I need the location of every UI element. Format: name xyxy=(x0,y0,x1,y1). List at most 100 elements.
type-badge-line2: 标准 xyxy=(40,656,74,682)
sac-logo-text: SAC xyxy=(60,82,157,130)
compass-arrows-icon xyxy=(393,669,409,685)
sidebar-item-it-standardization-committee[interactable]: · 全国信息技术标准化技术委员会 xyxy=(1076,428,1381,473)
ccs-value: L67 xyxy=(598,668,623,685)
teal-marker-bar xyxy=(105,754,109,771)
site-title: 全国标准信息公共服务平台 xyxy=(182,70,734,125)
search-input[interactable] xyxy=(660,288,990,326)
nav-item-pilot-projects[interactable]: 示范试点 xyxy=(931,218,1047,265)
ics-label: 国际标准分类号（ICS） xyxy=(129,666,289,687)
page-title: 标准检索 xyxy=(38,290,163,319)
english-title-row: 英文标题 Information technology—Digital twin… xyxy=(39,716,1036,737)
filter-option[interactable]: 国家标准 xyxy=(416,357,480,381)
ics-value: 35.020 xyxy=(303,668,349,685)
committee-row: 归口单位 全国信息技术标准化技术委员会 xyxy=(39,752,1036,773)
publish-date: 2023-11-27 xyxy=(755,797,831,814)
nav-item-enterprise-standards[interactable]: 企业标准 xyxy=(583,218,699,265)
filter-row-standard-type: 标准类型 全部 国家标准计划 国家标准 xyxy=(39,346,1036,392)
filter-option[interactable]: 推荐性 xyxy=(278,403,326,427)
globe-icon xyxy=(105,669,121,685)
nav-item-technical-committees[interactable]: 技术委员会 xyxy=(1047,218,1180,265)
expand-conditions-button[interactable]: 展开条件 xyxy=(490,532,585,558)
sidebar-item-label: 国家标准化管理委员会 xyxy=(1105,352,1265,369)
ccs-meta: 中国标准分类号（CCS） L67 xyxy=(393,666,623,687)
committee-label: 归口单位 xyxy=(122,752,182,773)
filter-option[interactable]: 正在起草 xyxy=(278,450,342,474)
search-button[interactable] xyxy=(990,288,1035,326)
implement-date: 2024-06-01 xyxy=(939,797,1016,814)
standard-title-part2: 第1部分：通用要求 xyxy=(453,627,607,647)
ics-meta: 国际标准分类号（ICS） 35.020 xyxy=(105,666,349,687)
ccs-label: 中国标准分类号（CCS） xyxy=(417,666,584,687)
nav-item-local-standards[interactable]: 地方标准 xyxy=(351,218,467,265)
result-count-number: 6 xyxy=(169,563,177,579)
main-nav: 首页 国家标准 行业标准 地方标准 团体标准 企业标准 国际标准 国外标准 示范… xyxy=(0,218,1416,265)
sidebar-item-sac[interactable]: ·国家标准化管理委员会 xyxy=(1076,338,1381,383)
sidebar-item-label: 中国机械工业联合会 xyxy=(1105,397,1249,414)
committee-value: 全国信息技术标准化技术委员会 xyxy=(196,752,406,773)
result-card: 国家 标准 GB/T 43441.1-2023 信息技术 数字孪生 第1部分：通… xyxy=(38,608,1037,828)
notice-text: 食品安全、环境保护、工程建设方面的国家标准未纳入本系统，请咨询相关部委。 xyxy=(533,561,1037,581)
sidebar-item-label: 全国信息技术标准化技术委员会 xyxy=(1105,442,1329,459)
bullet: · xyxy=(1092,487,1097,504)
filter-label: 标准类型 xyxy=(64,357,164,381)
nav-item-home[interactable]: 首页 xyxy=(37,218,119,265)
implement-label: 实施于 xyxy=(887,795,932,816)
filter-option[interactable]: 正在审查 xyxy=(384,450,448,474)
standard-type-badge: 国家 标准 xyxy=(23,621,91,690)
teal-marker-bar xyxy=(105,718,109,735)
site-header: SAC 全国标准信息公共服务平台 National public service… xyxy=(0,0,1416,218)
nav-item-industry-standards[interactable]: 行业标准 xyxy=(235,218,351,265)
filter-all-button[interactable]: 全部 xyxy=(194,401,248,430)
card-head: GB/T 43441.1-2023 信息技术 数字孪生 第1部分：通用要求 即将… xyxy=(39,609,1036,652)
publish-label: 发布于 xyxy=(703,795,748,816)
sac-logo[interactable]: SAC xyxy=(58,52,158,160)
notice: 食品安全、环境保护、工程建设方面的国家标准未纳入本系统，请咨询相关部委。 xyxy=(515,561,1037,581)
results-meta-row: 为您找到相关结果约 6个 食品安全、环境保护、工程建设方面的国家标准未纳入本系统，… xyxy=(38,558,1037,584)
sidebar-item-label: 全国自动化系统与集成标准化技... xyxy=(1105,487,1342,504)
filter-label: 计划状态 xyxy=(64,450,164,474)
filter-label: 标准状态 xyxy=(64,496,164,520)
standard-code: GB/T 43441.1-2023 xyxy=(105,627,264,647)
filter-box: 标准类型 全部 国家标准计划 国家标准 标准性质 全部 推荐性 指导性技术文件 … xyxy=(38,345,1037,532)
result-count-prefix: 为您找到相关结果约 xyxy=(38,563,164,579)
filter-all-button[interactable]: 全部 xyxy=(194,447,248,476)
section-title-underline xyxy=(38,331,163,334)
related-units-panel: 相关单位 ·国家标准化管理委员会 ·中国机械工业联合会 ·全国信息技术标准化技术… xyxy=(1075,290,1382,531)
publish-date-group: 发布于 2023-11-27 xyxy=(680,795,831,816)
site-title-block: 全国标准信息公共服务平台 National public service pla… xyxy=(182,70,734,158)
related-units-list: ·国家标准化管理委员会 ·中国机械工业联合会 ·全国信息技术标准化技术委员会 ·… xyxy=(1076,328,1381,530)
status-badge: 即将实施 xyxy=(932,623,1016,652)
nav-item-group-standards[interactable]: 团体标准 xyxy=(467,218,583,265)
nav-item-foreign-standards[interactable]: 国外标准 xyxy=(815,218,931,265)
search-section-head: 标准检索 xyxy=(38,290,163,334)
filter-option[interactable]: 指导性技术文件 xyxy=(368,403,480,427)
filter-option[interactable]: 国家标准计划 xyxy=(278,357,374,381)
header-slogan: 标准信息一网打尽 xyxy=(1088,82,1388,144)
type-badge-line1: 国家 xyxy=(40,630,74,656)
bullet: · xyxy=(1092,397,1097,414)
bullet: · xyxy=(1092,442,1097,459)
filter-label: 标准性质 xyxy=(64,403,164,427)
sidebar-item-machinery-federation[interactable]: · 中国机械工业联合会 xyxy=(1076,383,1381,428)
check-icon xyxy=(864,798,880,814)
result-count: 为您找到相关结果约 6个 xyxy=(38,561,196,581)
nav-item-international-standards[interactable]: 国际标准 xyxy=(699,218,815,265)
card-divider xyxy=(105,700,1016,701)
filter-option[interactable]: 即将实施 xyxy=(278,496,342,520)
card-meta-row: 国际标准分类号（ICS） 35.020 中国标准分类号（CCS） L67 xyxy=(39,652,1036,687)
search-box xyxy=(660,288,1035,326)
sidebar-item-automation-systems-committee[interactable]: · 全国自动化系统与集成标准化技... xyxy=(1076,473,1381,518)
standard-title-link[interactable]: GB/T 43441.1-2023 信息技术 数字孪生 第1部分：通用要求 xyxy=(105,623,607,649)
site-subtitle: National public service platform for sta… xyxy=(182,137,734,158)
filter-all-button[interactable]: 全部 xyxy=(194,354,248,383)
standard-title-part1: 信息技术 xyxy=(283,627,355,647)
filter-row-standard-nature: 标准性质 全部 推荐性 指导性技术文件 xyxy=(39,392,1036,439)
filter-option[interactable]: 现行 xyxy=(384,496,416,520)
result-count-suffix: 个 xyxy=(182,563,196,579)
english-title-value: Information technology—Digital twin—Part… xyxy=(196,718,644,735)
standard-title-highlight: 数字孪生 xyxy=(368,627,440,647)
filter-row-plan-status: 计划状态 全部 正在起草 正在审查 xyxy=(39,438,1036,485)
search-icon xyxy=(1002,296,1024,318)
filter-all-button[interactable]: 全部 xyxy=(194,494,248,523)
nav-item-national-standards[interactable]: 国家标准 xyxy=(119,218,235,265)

========================

## Direction
Write out the entries word for word, from the very first line through the line containing "committee-row: 归口单位 全国信息技术标准化技术委员会", including both of those lines.

## Response to the task
I need the location of every UI element. Format: name xyxy=(x0,y0,x1,y1). List at most 100 elements.
type-badge-line2: 标准 xyxy=(40,656,74,682)
sac-logo-text: SAC xyxy=(60,82,157,130)
compass-arrows-icon xyxy=(393,669,409,685)
sidebar-item-it-standardization-committee[interactable]: · 全国信息技术标准化技术委员会 xyxy=(1076,428,1381,473)
ccs-value: L67 xyxy=(598,668,623,685)
teal-marker-bar xyxy=(105,754,109,771)
site-title: 全国标准信息公共服务平台 xyxy=(182,70,734,125)
search-input[interactable] xyxy=(660,288,990,326)
nav-item-pilot-projects[interactable]: 示范试点 xyxy=(931,218,1047,265)
ics-label: 国际标准分类号（ICS） xyxy=(129,666,289,687)
page-title: 标准检索 xyxy=(38,290,163,319)
english-title-row: 英文标题 Information technology—Digital twin… xyxy=(39,716,1036,737)
filter-option[interactable]: 国家标准 xyxy=(416,357,480,381)
ics-value: 35.020 xyxy=(303,668,349,685)
committee-row: 归口单位 全国信息技术标准化技术委员会 xyxy=(39,752,1036,773)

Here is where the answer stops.